[Data excerpts]

*****

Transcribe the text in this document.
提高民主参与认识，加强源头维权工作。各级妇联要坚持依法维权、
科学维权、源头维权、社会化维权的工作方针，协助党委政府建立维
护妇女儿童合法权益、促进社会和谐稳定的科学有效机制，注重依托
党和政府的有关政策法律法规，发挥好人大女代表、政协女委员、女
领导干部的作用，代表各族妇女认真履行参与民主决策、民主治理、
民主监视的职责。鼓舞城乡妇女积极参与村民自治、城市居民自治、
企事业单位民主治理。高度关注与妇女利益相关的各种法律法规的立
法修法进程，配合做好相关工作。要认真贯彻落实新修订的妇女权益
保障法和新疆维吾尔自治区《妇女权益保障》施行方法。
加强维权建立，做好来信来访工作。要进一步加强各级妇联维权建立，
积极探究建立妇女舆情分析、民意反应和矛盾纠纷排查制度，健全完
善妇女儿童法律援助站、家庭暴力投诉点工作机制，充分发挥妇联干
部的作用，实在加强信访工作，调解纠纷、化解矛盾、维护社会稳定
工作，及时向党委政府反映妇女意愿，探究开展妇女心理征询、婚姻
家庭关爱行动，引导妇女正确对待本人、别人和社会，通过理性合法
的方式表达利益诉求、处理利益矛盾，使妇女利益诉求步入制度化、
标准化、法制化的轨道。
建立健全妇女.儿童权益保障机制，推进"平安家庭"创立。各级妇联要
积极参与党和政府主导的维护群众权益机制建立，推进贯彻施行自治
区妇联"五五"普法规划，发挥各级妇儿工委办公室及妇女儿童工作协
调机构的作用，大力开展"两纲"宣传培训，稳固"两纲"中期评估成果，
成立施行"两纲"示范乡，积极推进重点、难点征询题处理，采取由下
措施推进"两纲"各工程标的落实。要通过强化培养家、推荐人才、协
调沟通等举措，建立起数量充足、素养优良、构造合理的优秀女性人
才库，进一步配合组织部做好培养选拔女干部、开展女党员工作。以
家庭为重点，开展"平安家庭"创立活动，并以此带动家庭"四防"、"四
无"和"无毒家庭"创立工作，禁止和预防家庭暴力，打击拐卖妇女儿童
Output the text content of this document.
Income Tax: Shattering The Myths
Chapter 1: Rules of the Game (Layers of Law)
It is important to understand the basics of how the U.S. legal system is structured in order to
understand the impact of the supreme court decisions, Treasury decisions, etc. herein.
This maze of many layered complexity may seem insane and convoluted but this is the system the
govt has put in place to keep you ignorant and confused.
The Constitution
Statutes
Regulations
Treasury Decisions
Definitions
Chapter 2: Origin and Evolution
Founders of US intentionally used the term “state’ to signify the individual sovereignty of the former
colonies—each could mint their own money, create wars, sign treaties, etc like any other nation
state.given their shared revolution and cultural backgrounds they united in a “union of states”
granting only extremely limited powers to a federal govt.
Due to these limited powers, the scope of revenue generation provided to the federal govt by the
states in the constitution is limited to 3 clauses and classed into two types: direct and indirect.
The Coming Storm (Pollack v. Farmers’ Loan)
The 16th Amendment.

*****

### WORK TO DO
State how many lines of the records above contain the word "states", and give only that number.

### SOLUTION TO THIS TASK
2